PROBLEM DESCRIPTION: Quote the entries that follow exactly, leaving none out.

EXERCISE DATA:
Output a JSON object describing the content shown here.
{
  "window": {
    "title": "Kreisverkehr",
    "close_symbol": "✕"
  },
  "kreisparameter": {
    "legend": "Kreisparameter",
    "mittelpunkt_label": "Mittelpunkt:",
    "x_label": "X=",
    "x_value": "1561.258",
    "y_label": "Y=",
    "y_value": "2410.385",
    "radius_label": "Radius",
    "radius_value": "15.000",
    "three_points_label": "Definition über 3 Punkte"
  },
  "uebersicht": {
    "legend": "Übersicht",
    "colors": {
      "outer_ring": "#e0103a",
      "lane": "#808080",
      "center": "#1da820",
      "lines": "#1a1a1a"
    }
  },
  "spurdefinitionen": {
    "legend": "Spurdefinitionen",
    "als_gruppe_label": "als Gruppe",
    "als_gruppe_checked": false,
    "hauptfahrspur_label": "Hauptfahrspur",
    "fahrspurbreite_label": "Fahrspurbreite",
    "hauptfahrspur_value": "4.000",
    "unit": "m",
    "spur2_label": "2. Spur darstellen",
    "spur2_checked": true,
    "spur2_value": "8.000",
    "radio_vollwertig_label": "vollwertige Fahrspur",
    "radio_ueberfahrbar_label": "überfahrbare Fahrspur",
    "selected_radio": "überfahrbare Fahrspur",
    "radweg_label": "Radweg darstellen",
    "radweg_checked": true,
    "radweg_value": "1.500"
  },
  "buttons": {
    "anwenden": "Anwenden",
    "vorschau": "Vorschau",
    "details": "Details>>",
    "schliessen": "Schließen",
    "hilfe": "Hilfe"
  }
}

WRITTEN RESPONSE:
Output a JSON object describing the content shown here.
{
  "window": {
    "title": "Kreisverkehr",
    "close_symbol": "✕"
  },
  "kreisparameter": {
    "legend": "Kreisparameter",
    "mittelpunkt_label": "Mittelpunkt:",
    "x_label": "X=",
    "x_value": "1561.258",
    "y_label": "Y=",
    "y_value": "2410.385",
    "radius_label": "Radius",
    "radius_value": "15.000",
    "three_points_label": "Definition über 3 Punkte"
  },
  "uebersicht": {
    "legend": "Übersicht",
    "colors": {
      "outer_ring": "#e0103a",
      "lane": "#808080",
      "center": "#1da820",
      "lines": "#1a1a1a"
    }
  },
  "spurdefinitionen": {
    "legend": "Spurdefinitionen",
    "als_gruppe_label": "als Gruppe",
    "als_gruppe_checked": false,
    "hauptfahrspur_label": "Hauptfahrspur",
    "fahrspurbreite_label": "Fahrspurbreite",
    "hauptfahrspur_value": "4.000",
    "unit": "m",
    "spur2_label": "2. Spur darstellen",
    "spur2_checked": true,
    "spur2_value": "8.000",
    "radio_vollwertig_label": "vollwertige Fahrspur",
    "radio_ueberfahrbar_label": "überfahrbare Fahrspur",
    "selected_radio": "überfahrbare Fahrspur",
    "radweg_label": "Radweg darstellen",
    "radweg_checked": true,
    "radweg_value": "1.500"
  },
  "buttons": {
    "anwenden": "Anwenden",
    "vorschau": "Vorschau",
    "details": "Details>>",
    "schliessen": "Schließen",
    "hilfe": "Hilfe"
  }
}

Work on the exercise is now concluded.